** start of Input rows **
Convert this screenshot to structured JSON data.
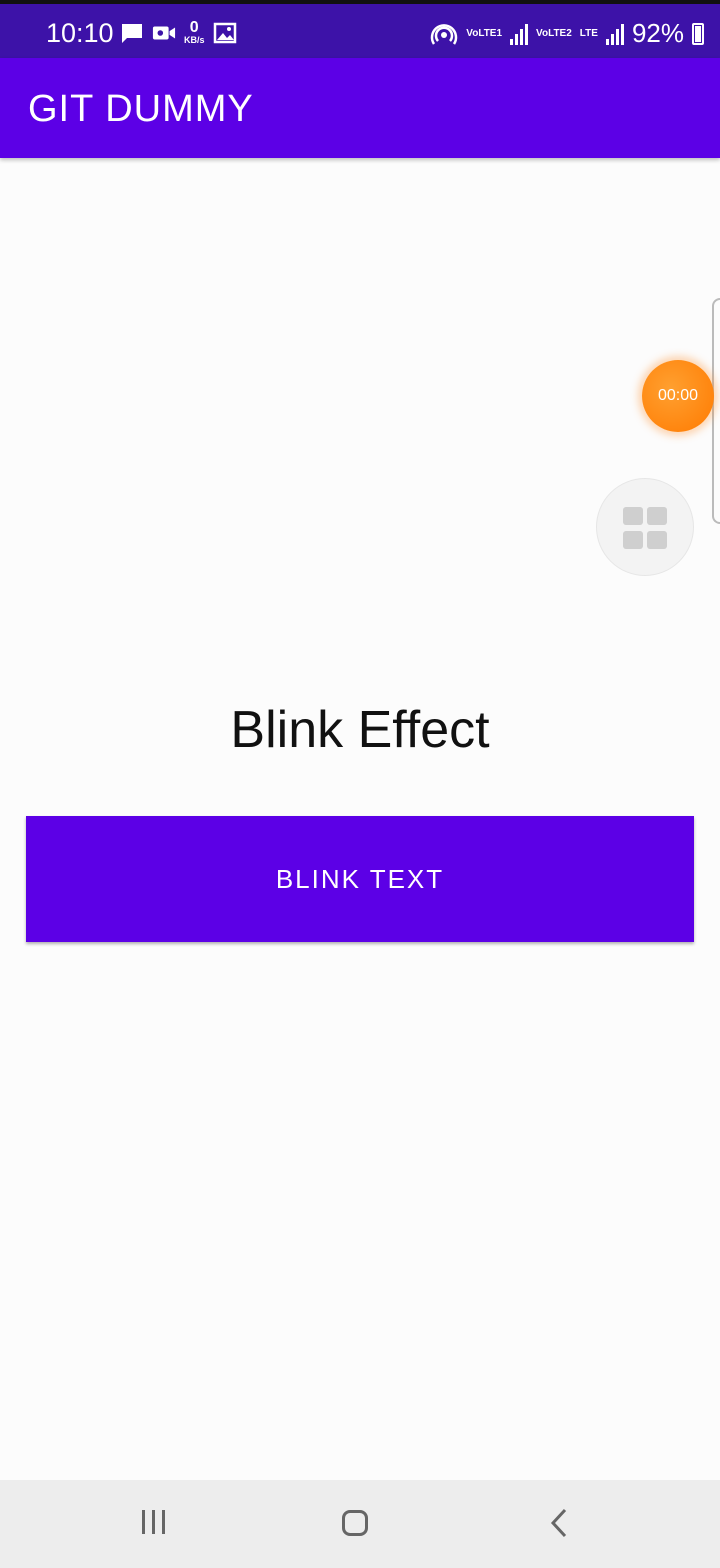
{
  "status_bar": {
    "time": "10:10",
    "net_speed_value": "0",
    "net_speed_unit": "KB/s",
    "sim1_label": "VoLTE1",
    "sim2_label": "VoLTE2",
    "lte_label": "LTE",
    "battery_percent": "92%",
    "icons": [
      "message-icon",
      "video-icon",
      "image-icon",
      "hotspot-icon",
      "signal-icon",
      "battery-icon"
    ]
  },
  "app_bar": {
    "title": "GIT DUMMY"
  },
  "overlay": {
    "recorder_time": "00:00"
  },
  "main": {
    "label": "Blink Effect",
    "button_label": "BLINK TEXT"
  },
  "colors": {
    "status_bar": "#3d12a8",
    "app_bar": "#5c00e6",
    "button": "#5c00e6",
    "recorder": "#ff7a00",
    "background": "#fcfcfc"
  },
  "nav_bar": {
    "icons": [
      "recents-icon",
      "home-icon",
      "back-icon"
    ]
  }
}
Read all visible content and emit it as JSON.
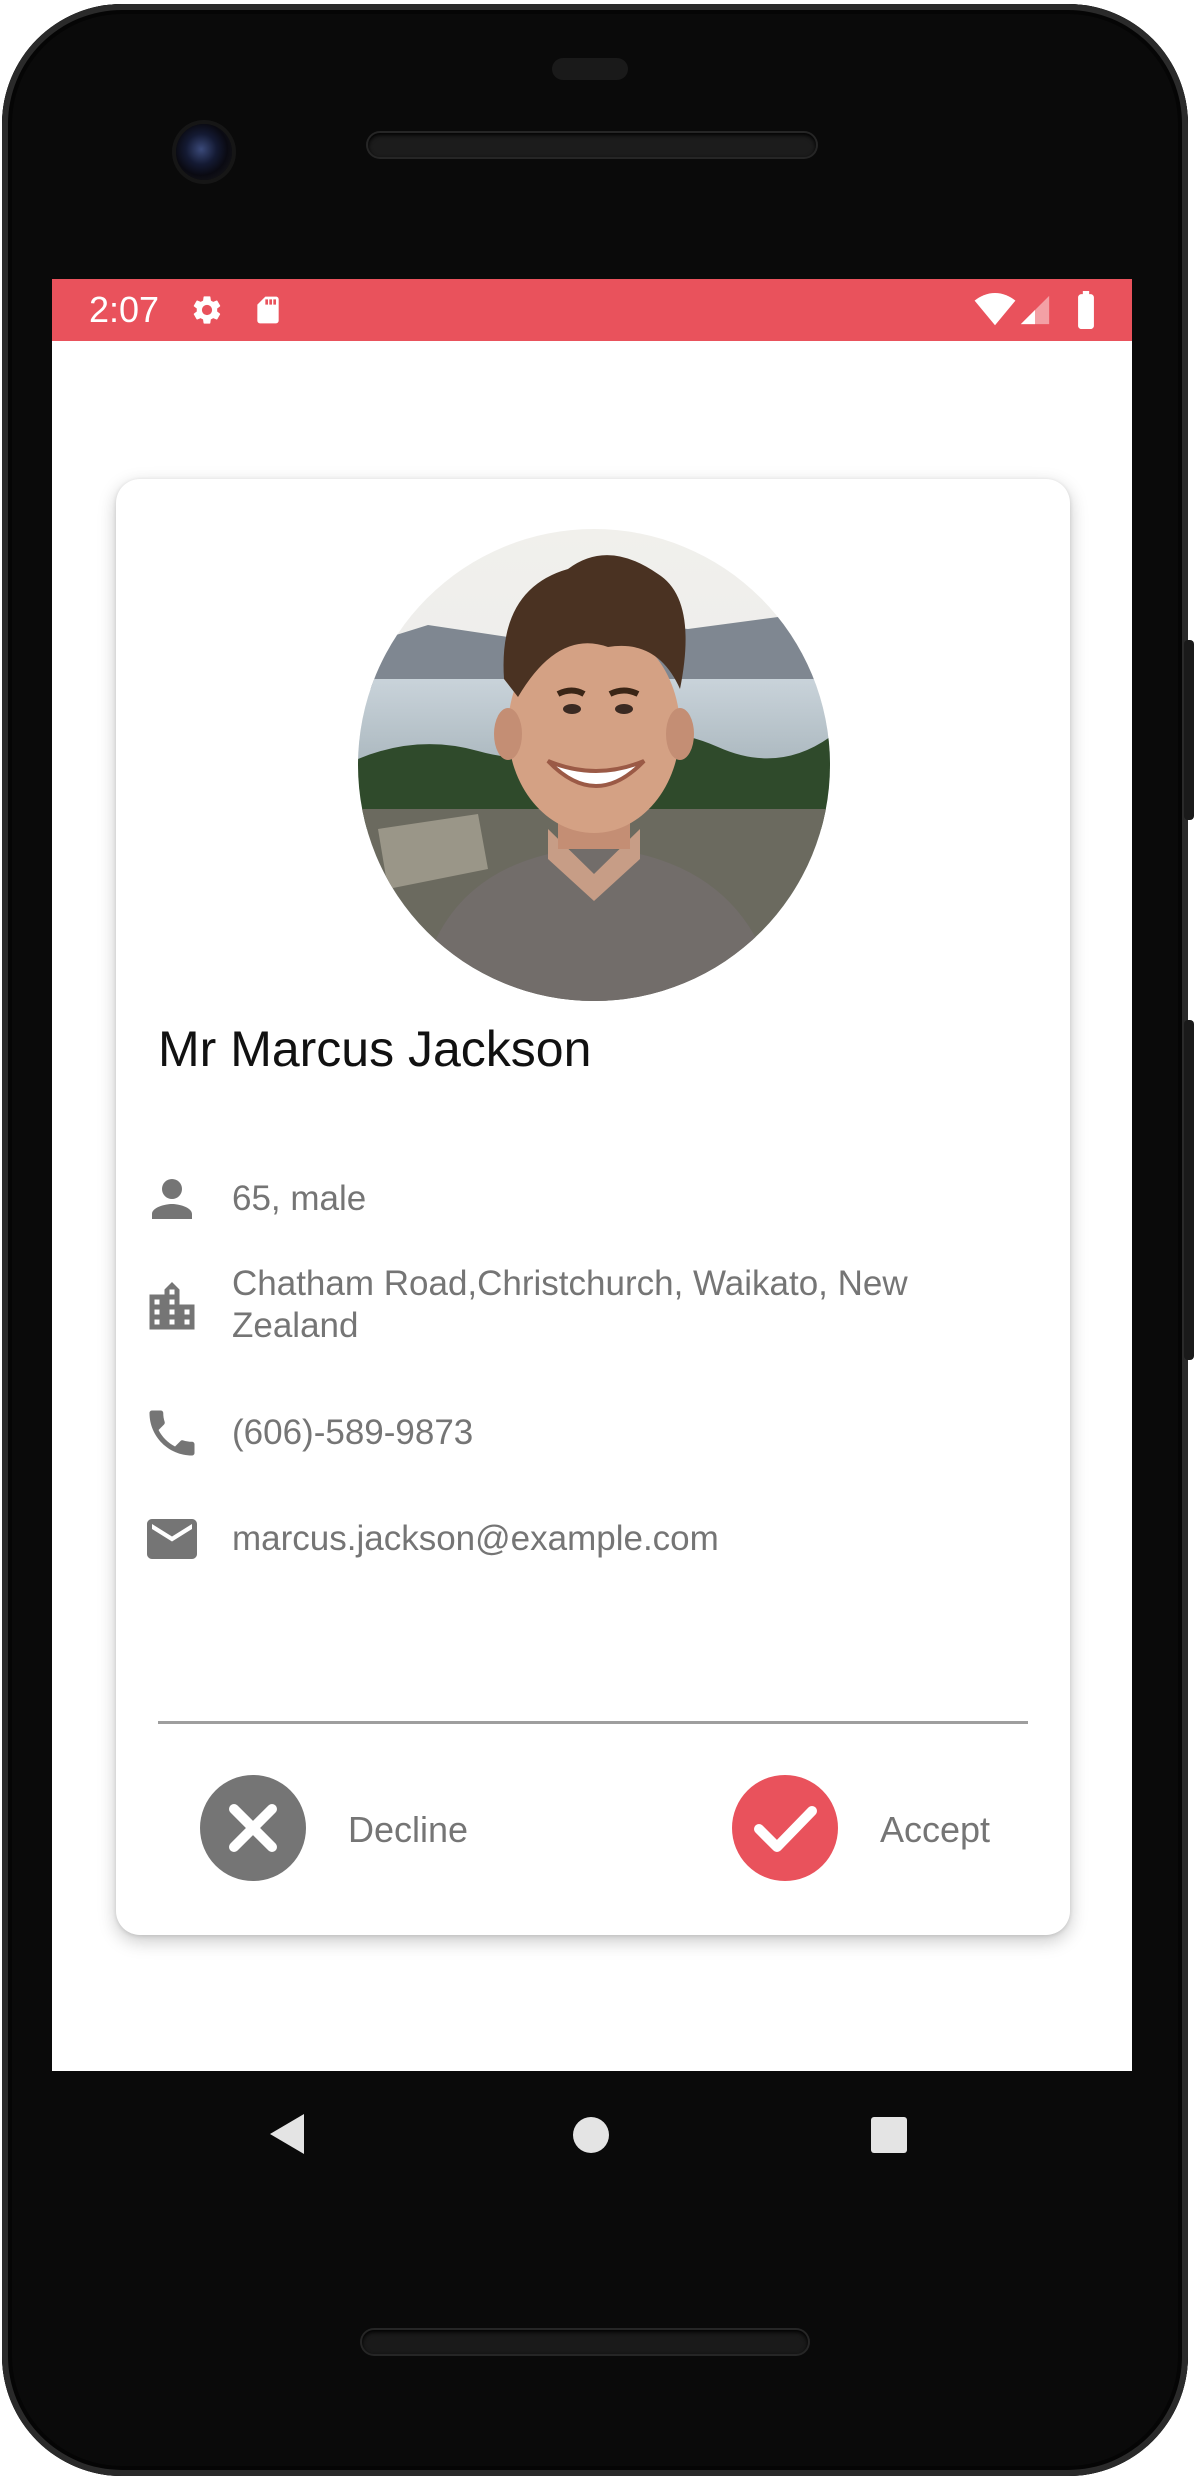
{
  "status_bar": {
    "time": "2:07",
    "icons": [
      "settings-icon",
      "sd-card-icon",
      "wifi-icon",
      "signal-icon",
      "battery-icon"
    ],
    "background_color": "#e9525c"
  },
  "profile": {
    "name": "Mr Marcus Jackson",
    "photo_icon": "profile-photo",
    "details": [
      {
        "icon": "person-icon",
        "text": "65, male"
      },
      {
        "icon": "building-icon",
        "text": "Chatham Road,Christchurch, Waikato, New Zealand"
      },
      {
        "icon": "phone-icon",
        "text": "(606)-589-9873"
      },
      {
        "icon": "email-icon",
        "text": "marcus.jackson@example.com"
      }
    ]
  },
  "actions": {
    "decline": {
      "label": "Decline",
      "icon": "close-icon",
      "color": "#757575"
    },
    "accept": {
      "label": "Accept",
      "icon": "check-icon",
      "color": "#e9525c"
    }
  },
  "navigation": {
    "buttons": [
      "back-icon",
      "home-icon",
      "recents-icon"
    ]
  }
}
** end of Input rows **
** start of Input rows **
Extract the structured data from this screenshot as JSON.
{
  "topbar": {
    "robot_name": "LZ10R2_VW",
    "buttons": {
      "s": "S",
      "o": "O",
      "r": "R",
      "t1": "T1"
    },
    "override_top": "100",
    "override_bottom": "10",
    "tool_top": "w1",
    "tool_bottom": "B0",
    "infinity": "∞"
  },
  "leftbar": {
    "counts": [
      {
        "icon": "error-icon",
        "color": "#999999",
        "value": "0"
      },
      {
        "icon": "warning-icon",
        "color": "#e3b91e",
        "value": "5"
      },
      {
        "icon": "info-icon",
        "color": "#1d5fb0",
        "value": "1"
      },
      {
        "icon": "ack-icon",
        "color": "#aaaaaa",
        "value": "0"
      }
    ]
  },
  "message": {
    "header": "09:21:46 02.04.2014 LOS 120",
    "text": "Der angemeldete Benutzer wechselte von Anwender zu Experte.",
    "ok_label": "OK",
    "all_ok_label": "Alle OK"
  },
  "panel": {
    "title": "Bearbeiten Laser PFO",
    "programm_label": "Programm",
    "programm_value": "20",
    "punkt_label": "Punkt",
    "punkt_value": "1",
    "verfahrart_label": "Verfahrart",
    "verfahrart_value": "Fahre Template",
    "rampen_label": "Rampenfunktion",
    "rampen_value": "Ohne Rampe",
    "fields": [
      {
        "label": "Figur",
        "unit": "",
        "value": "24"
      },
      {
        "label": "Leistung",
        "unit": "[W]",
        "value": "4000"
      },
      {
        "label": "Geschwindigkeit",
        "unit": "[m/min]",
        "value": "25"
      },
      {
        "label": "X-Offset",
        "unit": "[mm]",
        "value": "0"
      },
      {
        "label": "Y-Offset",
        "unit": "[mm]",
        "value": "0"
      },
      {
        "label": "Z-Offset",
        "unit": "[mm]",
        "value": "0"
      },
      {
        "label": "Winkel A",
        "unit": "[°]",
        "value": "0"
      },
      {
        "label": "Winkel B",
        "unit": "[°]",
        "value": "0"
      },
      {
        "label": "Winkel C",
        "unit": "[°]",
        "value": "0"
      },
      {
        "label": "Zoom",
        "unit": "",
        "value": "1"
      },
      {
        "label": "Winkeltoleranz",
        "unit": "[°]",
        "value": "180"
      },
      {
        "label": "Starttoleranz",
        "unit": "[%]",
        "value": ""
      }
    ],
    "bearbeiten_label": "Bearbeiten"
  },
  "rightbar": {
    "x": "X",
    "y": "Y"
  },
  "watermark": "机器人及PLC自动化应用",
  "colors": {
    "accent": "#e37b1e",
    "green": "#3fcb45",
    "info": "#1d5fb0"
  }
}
** end of Input rows **
** start of Input rows **
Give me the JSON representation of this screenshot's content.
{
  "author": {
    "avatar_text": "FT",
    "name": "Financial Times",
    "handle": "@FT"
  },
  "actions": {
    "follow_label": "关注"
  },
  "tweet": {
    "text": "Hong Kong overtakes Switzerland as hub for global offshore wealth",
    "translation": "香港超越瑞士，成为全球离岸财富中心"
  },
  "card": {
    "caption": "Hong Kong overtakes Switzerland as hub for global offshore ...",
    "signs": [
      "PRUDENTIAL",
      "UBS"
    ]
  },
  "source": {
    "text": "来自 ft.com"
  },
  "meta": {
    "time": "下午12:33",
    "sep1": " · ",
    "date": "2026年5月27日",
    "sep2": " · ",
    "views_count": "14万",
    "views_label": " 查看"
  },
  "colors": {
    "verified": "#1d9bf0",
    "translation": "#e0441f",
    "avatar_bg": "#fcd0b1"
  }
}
** end of Input rows **
Exercise requirements: Scan the listing above for the word "offshore" and copy every line that holds it.

Answer for this exercise:
    "text": "Hong Kong overtakes Switzerland as hub for global offshore wealth",
    "caption": "Hong Kong overtakes Switzerland as hub for global offshore ...",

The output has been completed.